··· DATA PROVIDED ···
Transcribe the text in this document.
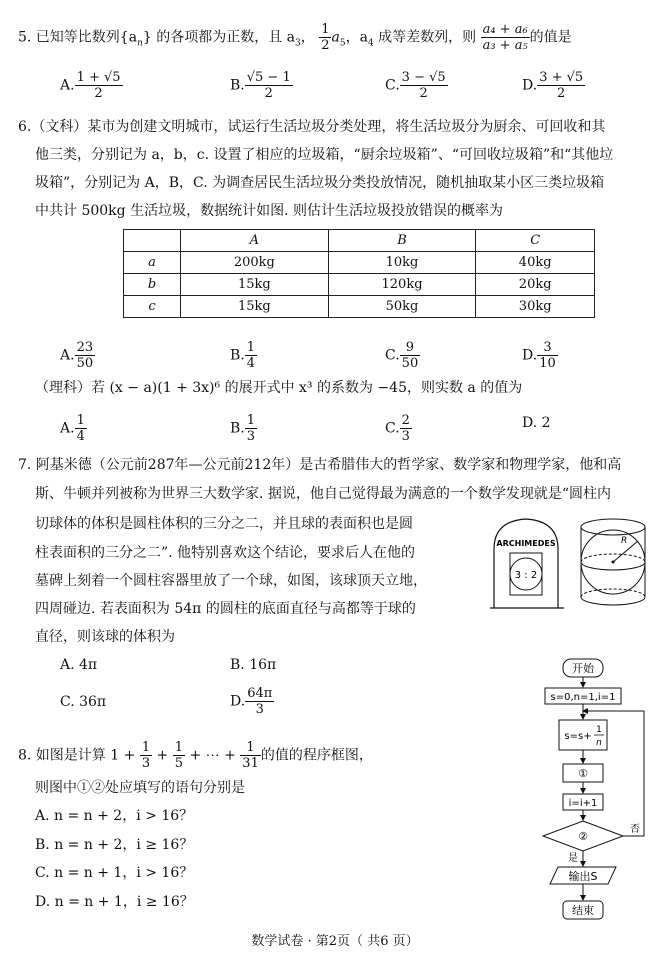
5. 已知等比数列$\{a_n\}$ 的各项都为正数，且 $a_3$， $\frac{1}{2} a_5$，$a_4$ 成等差数列，则 $\frac{\text{a₄ + a₆}}{\text{a₃ + a₅}}$ 的值是
A. $\frac{1 + √5}{2}$	B. $\frac{√5 - 1}{2}$	C. $\frac{3 - √5}{2}$	D. $\frac{3 + √5}{2}$
6.（文科）某市为创建文明城市，试运行生活垃圾分类处理，将生活垃圾分为厨余、可回收和其
他三类，分别记为 a，b，c. 设置了相应的垃圾箱，“厨余垃圾箱”、“可回收垃圾箱”和“其他垃
圾箱”，分别记为 A，B，C. 为调查居民生活垃圾分类投放情况，随机抽取某小区三类垃圾箱
中共计 500kg 生活垃圾，数据统计如图. 则估计生活垃圾投放错误的概率为
	A	B	C
a	200kg	10kg	40kg
b	15kg	120kg	20kg
c	15kg	50kg	30kg
A. $\frac{23}{50}$	B. $\frac{1}{4}$	C. $\frac{9}{50}$	D. $\frac{3}{10}$
（理科）若 (x − a)(1 + 3x)⁶ 的展开式中 x³ 的系数为 −45，则实数 a 的值为
A. $\frac{1}{4}$	B. $\frac{1}{3}$	C. $\frac{2}{3}$	D. 2
7. 阿基米德（公元前287年—公元前212年）是古希腊伟大的哲学家、数学家和物理学家，他和高
斯、牛顿并列被称为世界三大数学家. 据说，他自己觉得最为满意的一个数学发现就是“圆柱内
切球体的体积是圆柱体积的三分之二，并且球的表面积也是圆
柱表面积的三分之二”. 他特别喜欢这个结论，要求后人在他的
墓碑上刻着一个圆柱容器里放了一个球，如图，该球顶天立地，
四周碰边. 若表面积为 54π 的圆柱的底面直径与高都等于球的
直径，则该球的体积为
ARCHIMEDES
3 : 2
R
A. 4π	B. 16π
C. 36π	D. $\frac{64\pi}{3}$
8. 如图是计算 $1 + \frac{1}{3} + \frac{1}{5}$ + ⋯ + $\frac{1}{31}$ 的值的程序框图，
则图中①②处应填写的语句分别是
A. n = n + 2，i > 16？
B. n = n + 2，i ≥ 16？
C. n = n + 1，i > 16？
D. n = n + 1，i ≥ 16？
开始
s=0,n=1,i=1
s=s+
1
n
①
i=i+1
②
否
是
输出S
结束
数学试卷 · 第2页（ 共6 页）
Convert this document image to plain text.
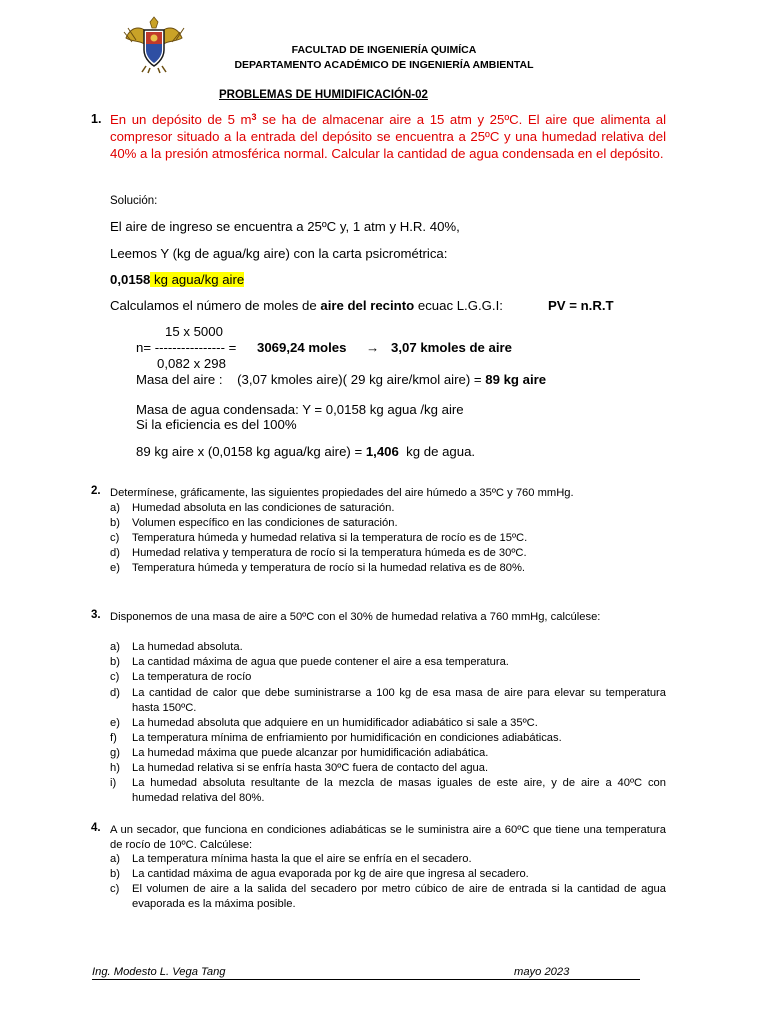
FACULTAD DE INGENIERÍA QUIMÍCA
DEPARTAMENTO ACADÉMICO DE INGENIERÍA AMBIENTAL
PROBLEMAS DE HUMIDIFICACIÓN-02
1. En un depósito de 5 $m^3$ se ha de almacenar aire a 15 atm y 25ºC. El aire que alimenta al compresor situado a la entrada del depósito se encuentra a 25ºC y una humedad relativa del 40% a la presión atmosférica normal. Calcular la cantidad de agua condensada en el depósito.
Solución:
El aire de ingreso se encuentra a 25ºC y, 1 atm y H.R. 40%,
Leemos Y (kg de agua/kg aire) con la carta psicrométrica:
0,0158 kg agua/kg aire
Calculamos el número de moles de aire del recinto ecuac L.G.G.I:	PV = n.R.T
15 x 5000
n= ---------------- = 3069,24 moles → 3,07 kmoles de aire
0,082 x 298
Masa del aire :    (3,07 kmoles aire)( 29 kg aire/kmol aire) = 89 kg aire
Masa de agua condensada: Y = 0,0158 kg agua /kg aire
Si la eficiencia es del 100%
89 kg aire x (0,0158 kg agua/kg aire) = 1,406  kg de agua.
2. Determínese, gráficamente, las siguientes propiedades del aire húmedo a 35ºC y 760 mmHg.
a) Humedad absoluta en las condiciones de saturación.
b) Volumen específico en las condiciones de saturación.
c) Temperatura húmeda y humedad relativa si la temperatura de rocío es de 15ºC.
d) Humedad relativa y temperatura de rocío si la temperatura húmeda es de 30ºC.
e) Temperatura húmeda y temperatura de rocío si la humedad relativa es de 80%.
3. Disponemos de una masa de aire a 50ºC con el 30% de humedad relativa a 760 mmHg, calcúlese:
a) La humedad absoluta.
b) La cantidad máxima de agua que puede contener el aire a esa temperatura.
c) La temperatura de rocío
d) La cantidad de calor que debe suministrarse a 100 kg de esa masa de aire para elevar su temperatura hasta 150ºC.
e) La humedad absoluta que adquiere en un humidificador adiabático si sale a 35ºC.
f) La temperatura mínima de enfriamiento por humidificación en condiciones adiabáticas.
g) La humedad máxima que puede alcanzar por humidificación adiabática.
h) La humedad relativa si se enfría hasta 30ºC fuera de contacto del agua.
i) La humedad absoluta resultante de la mezcla de masas iguales de este aire, y de aire a 40ºC con humedad relativa del 80%.
4. A un secador, que funciona en condiciones adiabáticas se le suministra aire a 60ºC que tiene una temperatura de rocío de 10ºC. Calcúlese:
a) La temperatura mínima hasta la que el aire se enfría en el secadero.
b) La cantidad máxima de agua evaporada por kg de aire que ingresa al secadero.
c) El volumen de aire a la salida del secadero por metro cúbico de aire de entrada si la cantidad de agua evaporada es la máxima posible.
Ing. Modesto L. Vega Tang	mayo 2023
···
REQUEST:
Among the entries above, how many lines hold the string "máxima"? Give the number by itself.

RESULT FOR THIS TASK:
4